_Directive_:
Gather every line in the records below that contains the word "text".
%%
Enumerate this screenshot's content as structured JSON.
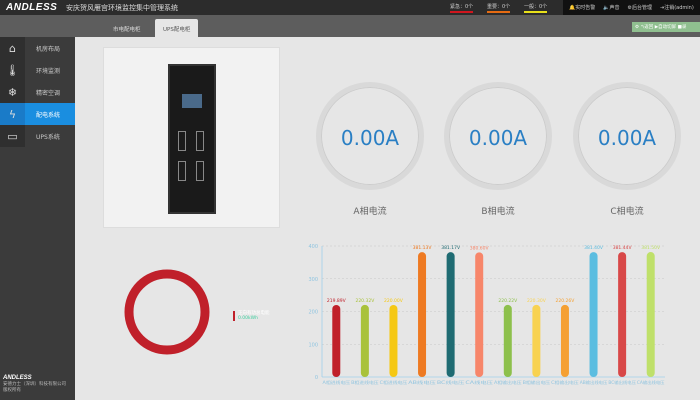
{
  "header": {
    "logo": "ANDLESS",
    "title": "安庆贺风雁宫环境监控集中管理系统",
    "alarms": [
      {
        "label": "紧急：0个",
        "color": "#d0161e"
      },
      {
        "label": "重要：0个",
        "color": "#e66b12"
      },
      {
        "label": "一般：0个",
        "color": "#e8e01a"
      }
    ],
    "actions": [
      "实时告警",
      "声音",
      "后台管理",
      "注销(admin)"
    ]
  },
  "tabs": [
    {
      "label": "市电配电柜",
      "active": false
    },
    {
      "label": "UPS配电柜",
      "active": true
    }
  ],
  "toolbar": [
    "返回",
    "自动切屏",
    "录"
  ],
  "sidebar": {
    "items": [
      {
        "label": "机房布局",
        "icon": "home-icon"
      },
      {
        "label": "环境监测",
        "icon": "thermometer-icon"
      },
      {
        "label": "精密空调",
        "icon": "snowflake-icon"
      },
      {
        "label": "配电系统",
        "icon": "lightning-icon",
        "active": true
      },
      {
        "label": "UPS系统",
        "icon": "battery-icon"
      }
    ],
    "footer_logo": "ANDLESS",
    "company": "安德力士（深圳）科技有限公司",
    "footer_sub": "版权所有"
  },
  "gauges": [
    {
      "value": "0.00A",
      "label": "A相电流"
    },
    {
      "value": "0.00A",
      "label": "B相电流"
    },
    {
      "value": "0.00A",
      "label": "C相电流"
    }
  ],
  "energy": {
    "legend": "正向有功总电能",
    "value": "0.00kWh",
    "color": "#c0202a"
  },
  "chart_data": {
    "type": "bar",
    "ylim": [
      0,
      400
    ],
    "yticks": [
      0,
      100,
      200,
      300,
      400
    ],
    "grid": true,
    "categories": [
      "A相进线电压",
      "B相进线电压",
      "C相进线电压",
      "AB线电压",
      "BC线电压",
      "CA线电压",
      "A相输出电压",
      "B相输出电压",
      "C相输出电压",
      "AB输出线电压",
      "BC输出线电压",
      "CA输出线电压"
    ],
    "values": [
      219.89,
      220.32,
      220.0,
      381.13,
      381.17,
      380.6,
      220.22,
      220.3,
      220.26,
      381.4,
      381.44,
      381.5
    ],
    "labels": [
      "219.89V",
      "220.32V",
      "220.00V",
      "381.13V",
      "381.17V",
      "380.60V",
      "220.22V",
      "220.30V",
      "220.26V",
      "381.40V",
      "381.44V",
      "381.50V"
    ],
    "colors": [
      "#c0202a",
      "#a9c23a",
      "#f5c814",
      "#ee7a22",
      "#1f6b72",
      "#f7866a",
      "#8dc04c",
      "#f8d250",
      "#f5a032",
      "#5bbde0",
      "#d84848",
      "#bfe06a"
    ]
  }
}
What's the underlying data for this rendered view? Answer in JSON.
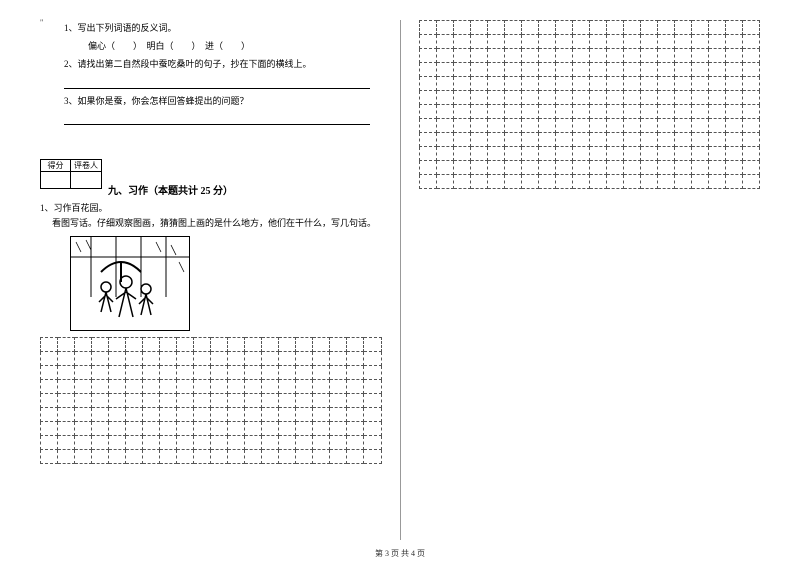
{
  "corner": "\"",
  "q1": {
    "num": "1、",
    "text": "写出下列词语的反义词。",
    "items": "偏心（　　）　明白（　　）　进（　　）"
  },
  "q2": {
    "num": "2、",
    "text": "请找出第二自然段中蚕吃桑叶的句子，抄在下面的横线上。"
  },
  "q3": {
    "num": "3、",
    "text": "如果你是蚕，你会怎样回答蜂提出的问题？"
  },
  "score": {
    "label1": "得分",
    "label2": "评卷人"
  },
  "section9": {
    "title": "九、习作（本题共计 25 分）",
    "sub_num": "1、",
    "sub_title": "习作百花园。",
    "desc": "看图写话。仔细观察图画，猜猜图上画的是什么地方，他们在干什么，写几句话。"
  },
  "grid_left": {
    "rows": 9,
    "cols": 20
  },
  "grid_right": {
    "rows": 12,
    "cols": 20
  },
  "footer": "第 3 页 共 4 页",
  "colors": {
    "border": "#000000",
    "dashed": "#555555",
    "bg": "#ffffff"
  }
}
%%
_Solution for this problem_:
    "text": "写出下列词语的反义词。",
    "text": "请找出第二自然段中蚕吃桑叶的句子，抄在下面的横线上。"
    "text": "如果你是蚕，你会怎样回答蜂提出的问题？"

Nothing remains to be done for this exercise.